- WHAT TO DO -
Set down every entry again word for word, please, but skip the pictures.
## Begin
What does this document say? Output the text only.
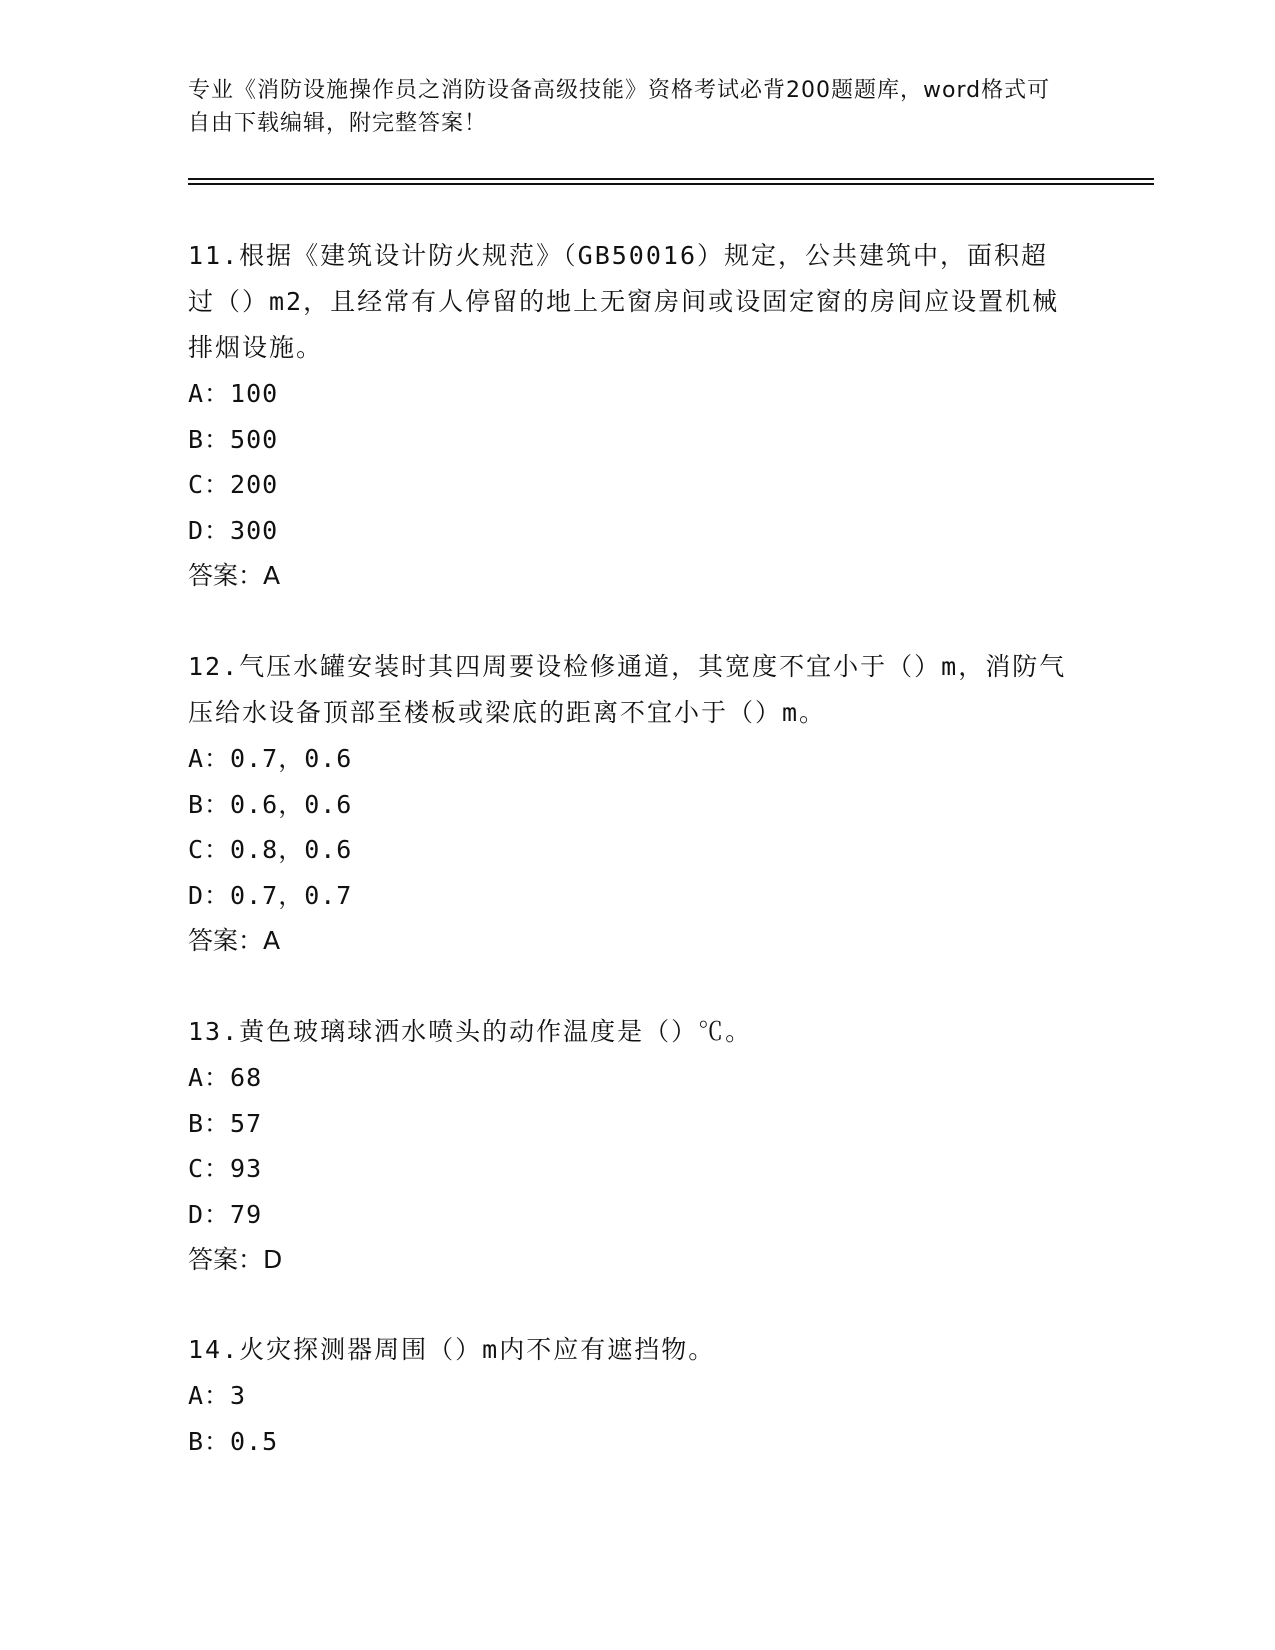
专业《消防设施操作员之消防设备高级技能》资格考试必背200题题库，word格式可自由下载编辑，附完整答案！

11.根据《建筑设计防火规范》（GB50016）规定，公共建筑中，面积超过（）m2，且经常有人停留的地上无窗房间或设固定窗的房间应设置机械排烟设施。

A：100

B：500

C：200

D：300

答案：A

12.气压水罐安装时其四周要设检修通道，其宽度不宜小于（）m，消防气压给水设备顶部至楼板或梁底的距离不宜小于（）m。

A：0.7，0.6

B：0.6，0.6

C：0.8，0.6

D：0.7，0.7

答案：A

13.黄色玻璃球洒水喷头的动作温度是（）℃。

A：68

B：57

C：93

D：79

答案：D

14.火灾探测器周围（）m内不应有遮挡物。

A：3

B：0.5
## End
- COMPLETE OUTPUT -
What does this document say? Output the text only.
专业《消防设施操作员之消防设备高级技能》资格考试必背200题题库，word格式可自由下载编辑，附完整答案！

11.根据《建筑设计防火规范》（GB50016）规定，公共建筑中，面积超过（）m2，且经常有人停留的地上无窗房间或设固定窗的房间应设置机械排烟设施。

A：100

B：500

C：200

D：300

答案：A

12.气压水罐安装时其四周要设检修通道，其宽度不宜小于（）m，消防气压给水设备顶部至楼板或梁底的距离不宜小于（）m。

A：0.7，0.6

B：0.6，0.6

C：0.8，0.6

D：0.7，0.7

答案：A

13.黄色玻璃球洒水喷头的动作温度是（）℃。

A：68

B：57

C：93

D：79

答案：D

14.火灾探测器周围（）m内不应有遮挡物。

A：3

B：0.5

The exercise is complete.